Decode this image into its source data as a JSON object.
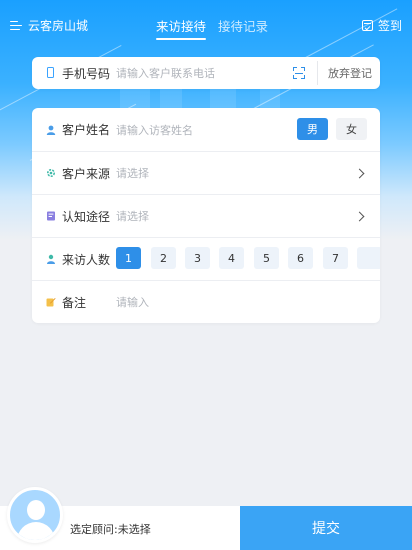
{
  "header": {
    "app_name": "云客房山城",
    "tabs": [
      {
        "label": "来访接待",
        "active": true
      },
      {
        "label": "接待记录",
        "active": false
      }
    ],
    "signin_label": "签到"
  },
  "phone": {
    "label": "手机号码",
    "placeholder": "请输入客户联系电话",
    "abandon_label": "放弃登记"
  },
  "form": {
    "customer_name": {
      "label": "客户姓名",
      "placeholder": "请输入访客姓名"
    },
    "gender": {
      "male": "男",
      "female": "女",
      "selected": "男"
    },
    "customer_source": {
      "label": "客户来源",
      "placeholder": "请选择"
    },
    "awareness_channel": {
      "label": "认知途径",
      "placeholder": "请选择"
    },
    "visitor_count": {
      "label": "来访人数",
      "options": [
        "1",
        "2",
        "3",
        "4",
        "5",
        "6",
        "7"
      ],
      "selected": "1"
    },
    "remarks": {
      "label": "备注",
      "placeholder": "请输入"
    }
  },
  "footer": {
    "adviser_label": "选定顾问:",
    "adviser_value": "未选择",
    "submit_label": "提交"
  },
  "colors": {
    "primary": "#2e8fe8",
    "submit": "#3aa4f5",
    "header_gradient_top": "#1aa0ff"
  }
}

▶ [JOB]: Make a tally of the lines in this data that include the string "placeholder", and answer with that tally alone.

▶ [RESPONSE TO THIS TASK]: 5